▶ **What the task requires**
Restate the whole listing exactly.

▶ **Material for the task**
• • • • • • •

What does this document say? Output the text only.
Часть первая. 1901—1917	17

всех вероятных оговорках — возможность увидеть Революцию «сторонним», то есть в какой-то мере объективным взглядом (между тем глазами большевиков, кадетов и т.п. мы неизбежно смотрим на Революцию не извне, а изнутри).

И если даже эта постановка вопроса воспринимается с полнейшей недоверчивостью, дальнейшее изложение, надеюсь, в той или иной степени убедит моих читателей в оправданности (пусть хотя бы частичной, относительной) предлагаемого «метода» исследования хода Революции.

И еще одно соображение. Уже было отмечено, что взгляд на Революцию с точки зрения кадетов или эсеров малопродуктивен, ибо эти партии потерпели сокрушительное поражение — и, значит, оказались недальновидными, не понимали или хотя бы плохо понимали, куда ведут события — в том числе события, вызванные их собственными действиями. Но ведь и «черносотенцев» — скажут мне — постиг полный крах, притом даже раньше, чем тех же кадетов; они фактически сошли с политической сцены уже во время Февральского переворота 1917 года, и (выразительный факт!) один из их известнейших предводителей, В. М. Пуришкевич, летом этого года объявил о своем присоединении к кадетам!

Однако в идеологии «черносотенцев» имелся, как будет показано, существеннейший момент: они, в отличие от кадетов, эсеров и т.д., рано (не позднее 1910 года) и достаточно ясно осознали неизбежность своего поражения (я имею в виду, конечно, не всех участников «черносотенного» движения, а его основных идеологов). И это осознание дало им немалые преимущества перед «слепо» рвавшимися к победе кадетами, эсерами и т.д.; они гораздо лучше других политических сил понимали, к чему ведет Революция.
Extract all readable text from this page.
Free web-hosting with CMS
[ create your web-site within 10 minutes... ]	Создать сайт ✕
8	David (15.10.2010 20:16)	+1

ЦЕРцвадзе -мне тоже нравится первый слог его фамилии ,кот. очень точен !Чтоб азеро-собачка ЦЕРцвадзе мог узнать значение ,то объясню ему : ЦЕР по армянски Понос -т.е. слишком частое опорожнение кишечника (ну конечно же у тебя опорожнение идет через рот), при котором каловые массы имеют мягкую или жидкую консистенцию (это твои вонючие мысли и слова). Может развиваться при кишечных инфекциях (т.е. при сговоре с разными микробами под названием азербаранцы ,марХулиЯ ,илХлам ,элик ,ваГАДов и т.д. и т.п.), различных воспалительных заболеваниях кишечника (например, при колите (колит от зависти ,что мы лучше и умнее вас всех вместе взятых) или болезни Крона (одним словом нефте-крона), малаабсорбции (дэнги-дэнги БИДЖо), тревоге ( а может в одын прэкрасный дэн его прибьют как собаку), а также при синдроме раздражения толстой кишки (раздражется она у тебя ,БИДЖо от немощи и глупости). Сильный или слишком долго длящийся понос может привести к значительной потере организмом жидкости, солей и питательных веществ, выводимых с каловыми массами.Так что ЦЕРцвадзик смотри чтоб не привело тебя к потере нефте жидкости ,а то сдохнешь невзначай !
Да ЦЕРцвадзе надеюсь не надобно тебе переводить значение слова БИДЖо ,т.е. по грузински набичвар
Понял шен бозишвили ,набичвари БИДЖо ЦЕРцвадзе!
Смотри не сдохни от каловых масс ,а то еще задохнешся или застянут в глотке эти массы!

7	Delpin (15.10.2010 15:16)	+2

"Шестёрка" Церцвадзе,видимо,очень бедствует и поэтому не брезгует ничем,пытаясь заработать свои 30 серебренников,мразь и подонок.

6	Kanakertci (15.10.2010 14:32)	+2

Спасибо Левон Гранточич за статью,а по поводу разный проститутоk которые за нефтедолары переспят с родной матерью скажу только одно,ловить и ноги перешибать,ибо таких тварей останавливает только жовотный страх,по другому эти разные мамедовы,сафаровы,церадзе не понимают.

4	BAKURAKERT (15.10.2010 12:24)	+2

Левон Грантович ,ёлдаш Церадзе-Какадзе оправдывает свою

• • • • • • •

▶ **Output for this task**
What does this document say? Output the text only.
Часть первая. 1901—1917	17

всех вероятных оговорках — возможность увидеть Революцию «сторонним», то есть в какой-то мере объективным взглядом (между тем глазами большевиков, кадетов и т.п. мы неизбежно смотрим на Революцию не извне, а изнутри).

И если даже эта постановка вопроса воспринимается с полнейшей недоверчивостью, дальнейшее изложение, надеюсь, в той или иной степени убедит моих читателей в оправданности (пусть хотя бы частичной, относительной) предлагаемого «метода» исследования хода Революции.

И еще одно соображение. Уже было отмечено, что взгляд на Революцию с точки зрения кадетов или эсеров малопродуктивен, ибо эти партии потерпели сокрушительное поражение — и, значит, оказались недальновидными, не понимали или хотя бы плохо понимали, куда ведут события — в том числе события, вызванные их собственными действиями. Но ведь и «черносотенцев» — скажут мне — постиг полный крах, притом даже раньше, чем тех же кадетов; они фактически сошли с политической сцены уже во время Февральского переворота 1917 года, и (выразительный факт!) один из их известнейших предводителей, В. М. Пуришкевич, летом этого года объявил о своем присоединении к кадетам!

Однако в идеологии «черносотенцев» имелся, как будет показано, существеннейший момент: они, в отличие от кадетов, эсеров и т.д., рано (не позднее 1910 года) и достаточно ясно осознали неизбежность своего поражения (я имею в виду, конечно, не всех участников «черносотенного» движения, а его основных идеологов). И это осознание дало им немалые преимущества перед «слепо» рвавшимися к победе кадетами, эсерами и т.д.; они гораздо лучше других политических сил понимали, к чему ведет Революция.
Extract all readable text from this page.
Free web-hosting with CMS
[ create your web-site within 10 minutes... ]	Создать сайт ✕
8	David (15.10.2010 20:16)	+1

ЦЕРцвадзе -мне тоже нравится первый слог его фамилии ,кот. очень точен !Чтоб азеро-собачка ЦЕРцвадзе мог узнать значение ,то объясню ему : ЦЕР по армянски Понос -т.е. слишком частое опорожнение кишечника (ну конечно же у тебя опорожнение идет через рот), при котором каловые массы имеют мягкую или жидкую консистенцию (это твои вонючие мысли и слова). Может развиваться при кишечных инфекциях (т.е. при сговоре с разными микробами под названием азербаранцы ,марХулиЯ ,илХлам ,элик ,ваГАДов и т.д. и т.п.), различных воспалительных заболеваниях кишечника (например, при колите (колит от зависти ,что мы лучше и умнее вас всех вместе взятых) или болезни Крона (одним словом нефте-крона), малаабсорбции (дэнги-дэнги БИДЖо), тревоге ( а может в одын прэкрасный дэн его прибьют как собаку), а также при синдроме раздражения толстой кишки (раздражется она у тебя ,БИДЖо от немощи и глупости). Сильный или слишком долго длящийся понос может привести к значительной потере организмом жидкости, солей и питательных веществ, выводимых с каловыми массами.Так что ЦЕРцвадзик смотри чтоб не привело тебя к потере нефте жидкости ,а то сдохнешь невзначай !
Да ЦЕРцвадзе надеюсь не надобно тебе переводить значение слова БИДЖо ,т.е. по грузински набичвар
Понял шен бозишвили ,набичвари БИДЖо ЦЕРцвадзе!
Смотри не сдохни от каловых масс ,а то еще задохнешся или застянут в глотке эти массы!

7	Delpin (15.10.2010 15:16)	+2

"Шестёрка" Церцвадзе,видимо,очень бедствует и поэтому не брезгует ничем,пытаясь заработать свои 30 серебренников,мразь и подонок.

6	Kanakertci (15.10.2010 14:32)	+2

Спасибо Левон Гранточич за статью,а по поводу разный проститутоk которые за нефтедолары переспят с родной матерью скажу только одно,ловить и ноги перешибать,ибо таких тварей останавливает только жовотный страх,по другому эти разные мамедовы,сафаровы,церадзе не понимают.

4	BAKURAKERT (15.10.2010 12:24)	+2

Левон Грантович ,ёлдаш Церадзе-Какадзе оправдывает свою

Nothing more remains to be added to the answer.